Figure record extracts >>
==*==

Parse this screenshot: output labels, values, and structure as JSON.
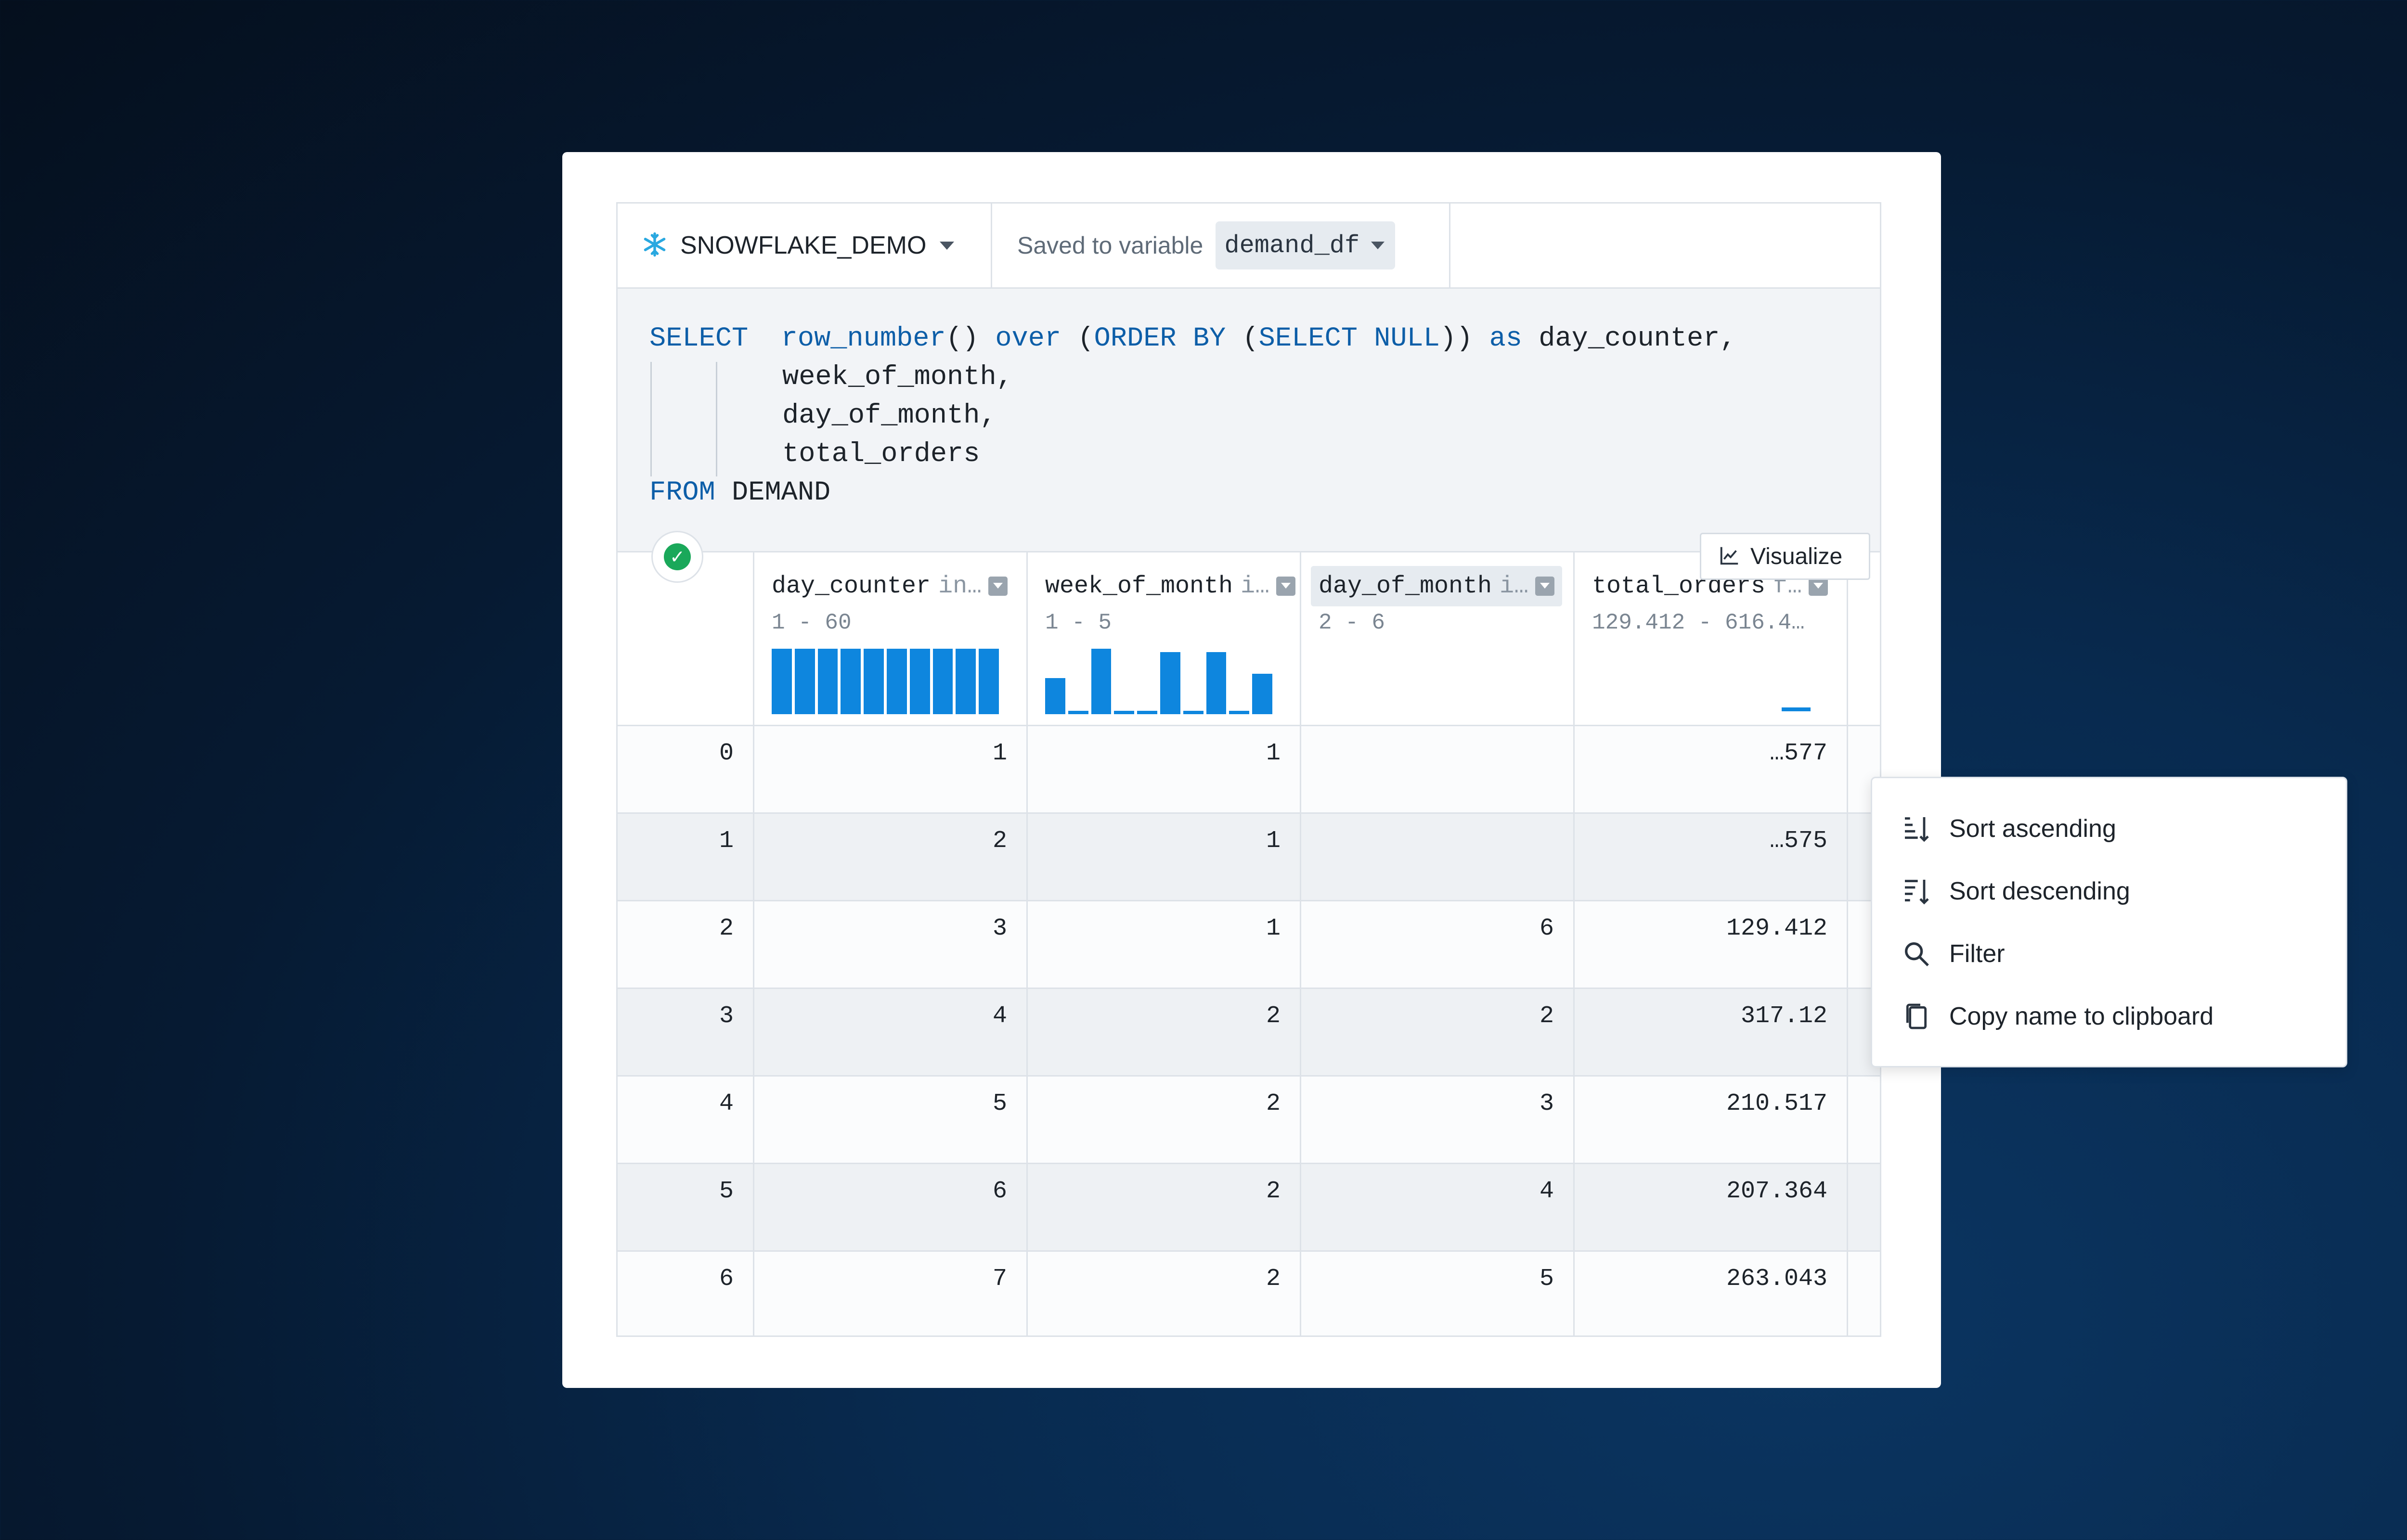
{
  "connection": {
    "name": "SNOWFLAKE_DEMO",
    "icon": "snowflake-icon"
  },
  "saved_variable": {
    "label": "Saved to variable",
    "value": "demand_df"
  },
  "sql": {
    "line1": {
      "kw1": "SELECT",
      "fn": "row_number",
      "p1": "() ",
      "kw2": "over",
      "p2": " (",
      "kw3": "ORDER BY",
      "p3": " (",
      "kw4": "SELECT",
      "p4": " ",
      "kw5": "NULL",
      "p5": ")) ",
      "kw6": "as",
      "p6": " day_counter,"
    },
    "line2": "week_of_month,",
    "line3": "day_of_month,",
    "line4": "total_orders",
    "line5": {
      "kw": "FROM",
      "rest": " DEMAND"
    }
  },
  "status": {
    "state": "success",
    "icon": "check-icon"
  },
  "visualize_label": "Visualize",
  "columns": [
    {
      "name": "day_counter",
      "type": "in…",
      "range": "1 - 60"
    },
    {
      "name": "week_of_month",
      "type": "i…",
      "range": "1 - 5"
    },
    {
      "name": "day_of_month",
      "type": "i…",
      "range": "2 - 6"
    },
    {
      "name": "total_orders",
      "type": "f…",
      "range": "129.412 - 616.4…"
    }
  ],
  "histograms": {
    "day_counter": [
      1,
      1,
      1,
      1,
      1,
      1,
      1,
      1,
      1,
      1
    ],
    "week_of_month": [
      0.55,
      0.05,
      1,
      0.05,
      0.05,
      0.95,
      0.05,
      0.95,
      0.05,
      0.62
    ],
    "accent": "#0e86de"
  },
  "rows": [
    {
      "index": "0",
      "day_counter": "1",
      "week_of_month": "1",
      "day_of_month": "",
      "total_orders": "…577"
    },
    {
      "index": "1",
      "day_counter": "2",
      "week_of_month": "1",
      "day_of_month": "",
      "total_orders": "…575"
    },
    {
      "index": "2",
      "day_counter": "3",
      "week_of_month": "1",
      "day_of_month": "6",
      "total_orders": "129.412"
    },
    {
      "index": "3",
      "day_counter": "4",
      "week_of_month": "2",
      "day_of_month": "2",
      "total_orders": "317.12"
    },
    {
      "index": "4",
      "day_counter": "5",
      "week_of_month": "2",
      "day_of_month": "3",
      "total_orders": "210.517"
    },
    {
      "index": "5",
      "day_counter": "6",
      "week_of_month": "2",
      "day_of_month": "4",
      "total_orders": "207.364"
    },
    {
      "index": "6",
      "day_counter": "7",
      "week_of_month": "2",
      "day_of_month": "5",
      "total_orders": "263.043"
    }
  ],
  "column_menu": {
    "items": [
      {
        "label": "Sort ascending",
        "icon": "sort-ascending-icon"
      },
      {
        "label": "Sort descending",
        "icon": "sort-descending-icon"
      },
      {
        "label": "Filter",
        "icon": "search-icon"
      },
      {
        "label": "Copy name to clipboard",
        "icon": "copy-icon"
      }
    ]
  }
}
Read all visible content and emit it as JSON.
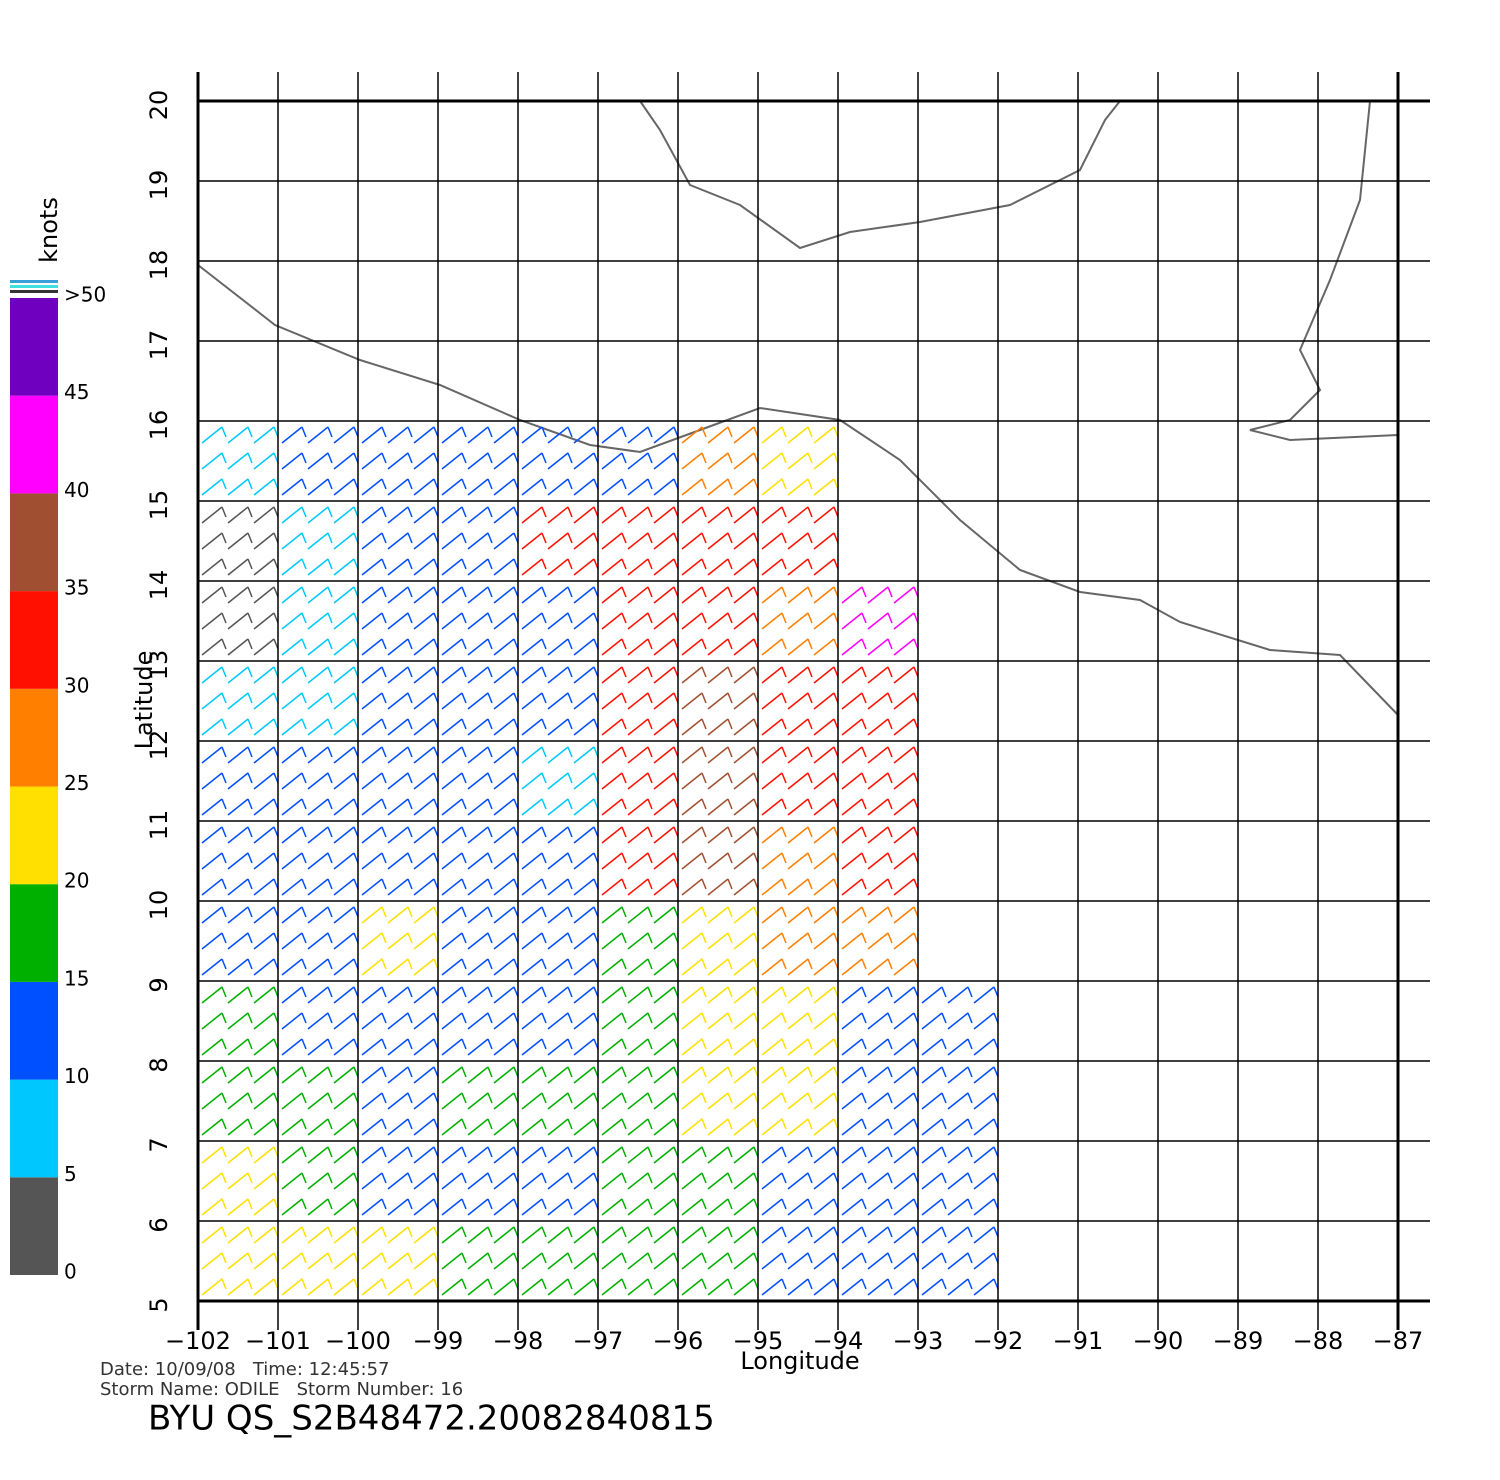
{
  "map": {
    "xlim": [
      -102,
      -87
    ],
    "ylim": [
      5,
      20
    ],
    "xticks": [
      {
        "value": -102,
        "label": "−102"
      },
      {
        "value": -101,
        "label": "−101"
      },
      {
        "value": -100,
        "label": "−100"
      },
      {
        "value": -99,
        "label": "−99"
      },
      {
        "value": -98,
        "label": "−98"
      },
      {
        "value": -97,
        "label": "−97"
      },
      {
        "value": -96,
        "label": "−96"
      },
      {
        "value": -95,
        "label": "−95"
      },
      {
        "value": -94,
        "label": "−94"
      },
      {
        "value": -93,
        "label": "−93"
      },
      {
        "value": -92,
        "label": "−92"
      },
      {
        "value": -91,
        "label": "−91"
      },
      {
        "value": -90,
        "label": "−90"
      },
      {
        "value": -89,
        "label": "−89"
      },
      {
        "value": -88,
        "label": "−88"
      },
      {
        "value": -87,
        "label": "−87"
      }
    ],
    "yticks": [
      5,
      6,
      7,
      8,
      9,
      10,
      11,
      12,
      13,
      14,
      15,
      16,
      17,
      18,
      19,
      20
    ],
    "x_label": "Longitude",
    "y_label": "Latitude",
    "grid": true,
    "wind": {
      "lons": [
        -101.5,
        -100.5,
        -99.5,
        -98.5,
        -97.5,
        -96.5,
        -95.5,
        -94.5,
        -93.5,
        -92.5
      ],
      "rows": [
        {
          "lat": 15.5,
          "speed": [
            8,
            10,
            12,
            13,
            14,
            14,
            25,
            20,
            null,
            null
          ]
        },
        {
          "lat": 14.5,
          "speed": [
            3,
            8,
            10,
            12,
            30,
            33,
            33,
            30,
            null,
            null
          ]
        },
        {
          "lat": 13.5,
          "speed": [
            3,
            7,
            10,
            12,
            14,
            33,
            33,
            25,
            40,
            null
          ]
        },
        {
          "lat": 12.5,
          "speed": [
            7,
            8,
            10,
            12,
            14,
            33,
            35,
            30,
            33,
            null
          ]
        },
        {
          "lat": 11.5,
          "speed": [
            12,
            12,
            12,
            10,
            8,
            33,
            38,
            30,
            30,
            null
          ]
        },
        {
          "lat": 10.5,
          "speed": [
            12,
            12,
            13,
            13,
            14,
            33,
            38,
            28,
            30,
            null
          ]
        },
        {
          "lat": 9.5,
          "speed": [
            12,
            14,
            20,
            13,
            12,
            15,
            22,
            25,
            28,
            null
          ]
        },
        {
          "lat": 8.5,
          "speed": [
            16,
            14,
            13,
            14,
            13,
            17,
            20,
            22,
            14,
            13
          ]
        },
        {
          "lat": 7.5,
          "speed": [
            18,
            16,
            13,
            16,
            17,
            17,
            20,
            20,
            14,
            12
          ]
        },
        {
          "lat": 6.5,
          "speed": [
            20,
            18,
            14,
            13,
            14,
            17,
            17,
            14,
            13,
            12
          ]
        },
        {
          "lat": 5.5,
          "speed": [
            22,
            22,
            20,
            17,
            18,
            17,
            17,
            14,
            13,
            12
          ]
        }
      ]
    }
  },
  "colorbar": {
    "title": "knots",
    "ticks": [
      0,
      5,
      10,
      15,
      20,
      25,
      30,
      35,
      40,
      45,
      {
        "value": 50,
        "label": ">50"
      }
    ],
    "colors": [
      "#555555",
      "#00c8ff",
      "#0050ff",
      "#00b000",
      "#ffe000",
      "#ff8000",
      "#ff1000",
      "#a05030",
      "#ff00ff",
      "#7000c0"
    ]
  },
  "footer": {
    "date_line": "Date: 10/09/08   Time: 12:45:57",
    "storm_line": "Storm Name: ODILE   Storm Number: 16",
    "product": "BYU QS_S2B48472.20082840815"
  }
}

==*==

Do this >> Leave the images out and output the remaining material exactly as it stands.

The result >>
Parse this screenshot: output labels, values, and structure as JSON.
{
  "connection": {
    "name": "SNOWFLAKE_DEMO",
    "icon": "snowflake-icon"
  },
  "saved_variable": {
    "label": "Saved to variable",
    "value": "demand_df"
  },
  "sql": {
    "line1": {
      "kw1": "SELECT",
      "fn": "row_number",
      "p1": "() ",
      "kw2": "over",
      "p2": " (",
      "kw3": "ORDER BY",
      "p3": " (",
      "kw4": "SELECT",
      "p4": " ",
      "kw5": "NULL",
      "p5": ")) ",
      "kw6": "as",
      "p6": " day_counter,"
    },
    "line2": "week_of_month,",
    "line3": "day_of_month,",
    "line4": "total_orders",
    "line5": {
      "kw": "FROM",
      "rest": " DEMAND"
    }
  },
  "status": {
    "state": "success",
    "icon": "check-icon"
  },
  "visualize_label": "Visualize",
  "columns": [
    {
      "name": "day_counter",
      "type": "in…",
      "range": "1 - 60"
    },
    {
      "name": "week_of_month",
      "type": "i…",
      "range": "1 - 5"
    },
    {
      "name": "day_of_month",
      "type": "i…",
      "range": "2 - 6"
    },
    {
      "name": "total_orders",
      "type": "f…",
      "range": "129.412 - 616.4…"
    }
  ],
  "histograms": {
    "day_counter": [
      1,
      1,
      1,
      1,
      1,
      1,
      1,
      1,
      1,
      1
    ],
    "week_of_month": [
      0.55,
      0.05,
      1,
      0.05,
      0.05,
      0.95,
      0.05,
      0.95,
      0.05,
      0.62
    ],
    "accent": "#0e86de"
  },
  "rows": [
    {
      "index": "0",
      "day_counter": "1",
      "week_of_month": "1",
      "day_of_month": "",
      "total_orders": "…577"
    },
    {
      "index": "1",
      "day_counter": "2",
      "week_of_month": "1",
      "day_of_month": "",
      "total_orders": "…575"
    },
    {
      "index": "2",
      "day_counter": "3",
      "week_of_month": "1",
      "day_of_month": "6",
      "total_orders": "129.412"
    },
    {
      "index": "3",
      "day_counter": "4",
      "week_of_month": "2",
      "day_of_month": "2",
      "total_orders": "317.12"
    },
    {
      "index": "4",
      "day_counter": "5",
      "week_of_month": "2",
      "day_of_month": "3",
      "total_orders": "210.517"
    },
    {
      "index": "5",
      "day_counter": "6",
      "week_of_month": "2",
      "day_of_month": "4",
      "total_orders": "207.364"
    },
    {
      "index": "6",
      "day_counter": "7",
      "week_of_month": "2",
      "day_of_month": "5",
      "total_orders": "263.043"
    }
  ],
  "column_menu": {
    "items": [
      {
        "label": "Sort ascending",
        "icon": "sort-ascending-icon"
      },
      {
        "label": "Sort descending",
        "icon": "sort-descending-icon"
      },
      {
        "label": "Filter",
        "icon": "search-icon"
      },
      {
        "label": "Copy name to clipboard",
        "icon": "copy-icon"
      }
    ]
  }
}
Read all visible content and emit it as JSON.
{
  "map": {
    "xlim": [
      -102,
      -87
    ],
    "ylim": [
      5,
      20
    ],
    "xticks": [
      {
        "value": -102,
        "label": "−102"
      },
      {
        "value": -101,
        "label": "−101"
      },
      {
        "value": -100,
        "label": "−100"
      },
      {
        "value": -99,
        "label": "−99"
      },
      {
        "value": -98,
        "label": "−98"
      },
      {
        "value": -97,
        "label": "−97"
      },
      {
        "value": -96,
        "label": "−96"
      },
      {
        "value": -95,
        "label": "−95"
      },
      {
        "value": -94,
        "label": "−94"
      },
      {
        "value": -93,
        "label": "−93"
      },
      {
        "value": -92,
        "label": "−92"
      },
      {
        "value": -91,
        "label": "−91"
      },
      {
        "value": -90,
        "label": "−90"
      },
      {
        "value": -89,
        "label": "−89"
      },
      {
        "value": -88,
        "label": "−88"
      },
      {
        "value": -87,
        "label": "−87"
      }
    ],
    "yticks": [
      5,
      6,
      7,
      8,
      9,
      10,
      11,
      12,
      13,
      14,
      15,
      16,
      17,
      18,
      19,
      20
    ],
    "x_label": "Longitude",
    "y_label": "Latitude",
    "grid": true,
    "wind": {
      "lons": [
        -101.5,
        -100.5,
        -99.5,
        -98.5,
        -97.5,
        -96.5,
        -95.5,
        -94.5,
        -93.5,
        -92.5
      ],
      "rows": [
        {
          "lat": 15.5,
          "speed": [
            8,
            10,
            12,
            13,
            14,
            14,
            25,
            20,
            null,
            null
          ]
        },
        {
          "lat": 14.5,
          "speed": [
            3,
            8,
            10,
            12,
            30,
            33,
            33,
            30,
            null,
            null
          ]
        },
        {
          "lat": 13.5,
          "speed": [
            3,
            7,
            10,
            12,
            14,
            33,
            33,
            25,
            40,
            null
          ]
        },
        {
          "lat": 12.5,
          "speed": [
            7,
            8,
            10,
            12,
            14,
            33,
            35,
            30,
            33,
            null
          ]
        },
        {
          "lat": 11.5,
          "speed": [
            12,
            12,
            12,
            10,
            8,
            33,
            38,
            30,
            30,
            null
          ]
        },
        {
          "lat": 10.5,
          "speed": [
            12,
            12,
            13,
            13,
            14,
            33,
            38,
            28,
            30,
            null
          ]
        },
        {
          "lat": 9.5,
          "speed": [
            12,
            14,
            20,
            13,
            12,
            15,
            22,
            25,
            28,
            null
          ]
        },
        {
          "lat": 8.5,
          "speed": [
            16,
            14,
            13,
            14,
            13,
            17,
            20,
            22,
            14,
            13
          ]
        },
        {
          "lat": 7.5,
          "speed": [
            18,
            16,
            13,
            16,
            17,
            17,
            20,
            20,
            14,
            12
          ]
        },
        {
          "lat": 6.5,
          "speed": [
            20,
            18,
            14,
            13,
            14,
            17,
            17,
            14,
            13,
            12
          ]
        },
        {
          "lat": 5.5,
          "speed": [
            22,
            22,
            20,
            17,
            18,
            17,
            17,
            14,
            13,
            12
          ]
        }
      ]
    }
  },
  "colorbar": {
    "title": "knots",
    "ticks": [
      0,
      5,
      10,
      15,
      20,
      25,
      30,
      35,
      40,
      45,
      {
        "value": 50,
        "label": ">50"
      }
    ],
    "colors": [
      "#555555",
      "#00c8ff",
      "#0050ff",
      "#00b000",
      "#ffe000",
      "#ff8000",
      "#ff1000",
      "#a05030",
      "#ff00ff",
      "#7000c0"
    ]
  },
  "footer": {
    "date_line": "Date: 10/09/08   Time: 12:45:57",
    "storm_line": "Storm Name: ODILE   Storm Number: 16",
    "product": "BYU QS_S2B48472.20082840815"
  }
}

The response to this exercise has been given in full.